### What is being asked
Pictures in the data below are not part of the copy; transcribe everything else exactly.

### Task inputs

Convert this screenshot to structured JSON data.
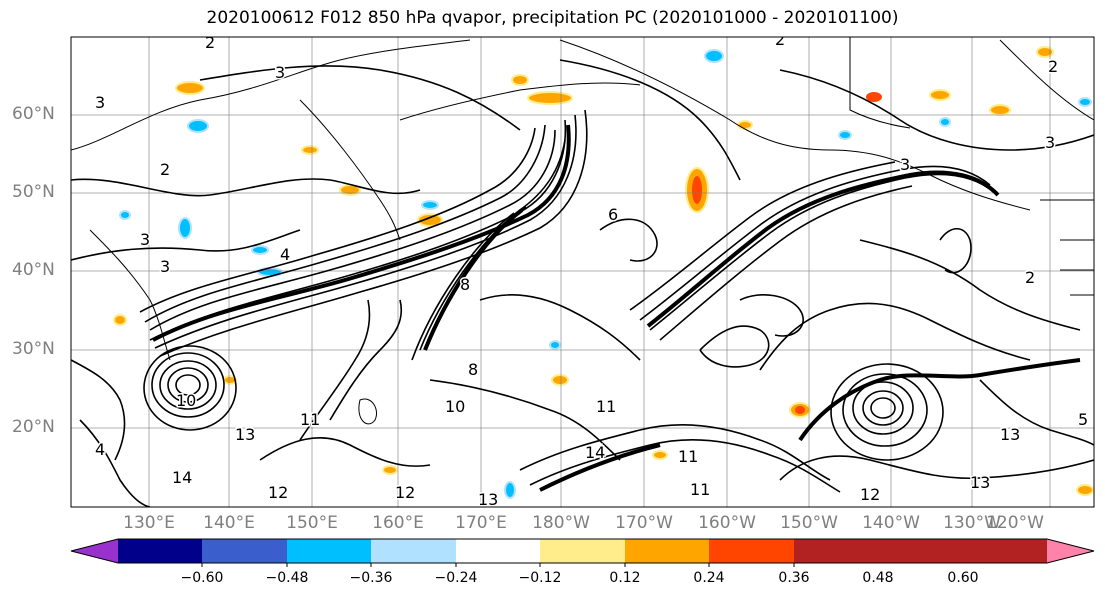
{
  "title": "2020100612 F012 850 hPa qvapor, precipitation PC (2020101000 - 2020101100)",
  "latitude_labels": [
    "60°N",
    "50°N",
    "40°N",
    "30°N",
    "20°N"
  ],
  "longitude_labels": [
    "130°E",
    "140°E",
    "150°E",
    "160°E",
    "170°E",
    "180°W",
    "170°W",
    "160°W",
    "150°W",
    "140°W",
    "130°W",
    "120°W"
  ],
  "colorbar": {
    "tick_labels": [
      "−0.60",
      "−0.48",
      "−0.36",
      "−0.24",
      "−0.12",
      "0.12",
      "0.24",
      "0.36",
      "0.48",
      "0.60"
    ],
    "colors": [
      "#9932cc",
      "#00008b",
      "#3a5fcd",
      "#00bfff",
      "#b0e2ff",
      "#ffffff",
      "#ffec8b",
      "#ffa500",
      "#ff4500",
      "#b22222",
      "#ff82ab"
    ],
    "extend": "both"
  },
  "contour_labels": [
    "2",
    "3",
    "2",
    "2",
    "3",
    "2",
    "3",
    "4",
    "3",
    "3",
    "6",
    "8",
    "10",
    "11",
    "11",
    "13",
    "14",
    "12",
    "12",
    "13",
    "14",
    "11",
    "11",
    "12",
    "13",
    "13",
    "10",
    "8",
    "4",
    "5",
    "2",
    "3"
  ],
  "styles": {
    "frame": "#000000",
    "gridlines": "#808080",
    "coastline": "#000000",
    "contour": "#000000",
    "axis_label_color": "#7f7f7f"
  }
}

### The answer
Convert this screenshot to structured JSON data.
{
  "title": "2020100612 F012 850 hPa qvapor, precipitation PC (2020101000 - 2020101100)",
  "latitude_labels": [
    "60°N",
    "50°N",
    "40°N",
    "30°N",
    "20°N"
  ],
  "longitude_labels": [
    "130°E",
    "140°E",
    "150°E",
    "160°E",
    "170°E",
    "180°W",
    "170°W",
    "160°W",
    "150°W",
    "140°W",
    "130°W",
    "120°W"
  ],
  "colorbar": {
    "tick_labels": [
      "−0.60",
      "−0.48",
      "−0.36",
      "−0.24",
      "−0.12",
      "0.12",
      "0.24",
      "0.36",
      "0.48",
      "0.60"
    ],
    "colors": [
      "#9932cc",
      "#00008b",
      "#3a5fcd",
      "#00bfff",
      "#b0e2ff",
      "#ffffff",
      "#ffec8b",
      "#ffa500",
      "#ff4500",
      "#b22222",
      "#ff82ab"
    ],
    "extend": "both"
  },
  "contour_labels": [
    "2",
    "3",
    "2",
    "2",
    "3",
    "2",
    "3",
    "4",
    "3",
    "3",
    "6",
    "8",
    "10",
    "11",
    "11",
    "13",
    "14",
    "12",
    "12",
    "13",
    "14",
    "11",
    "11",
    "12",
    "13",
    "13",
    "10",
    "8",
    "4",
    "5",
    "2",
    "3"
  ],
  "styles": {
    "frame": "#000000",
    "gridlines": "#808080",
    "coastline": "#000000",
    "contour": "#000000",
    "axis_label_color": "#7f7f7f"
  }
}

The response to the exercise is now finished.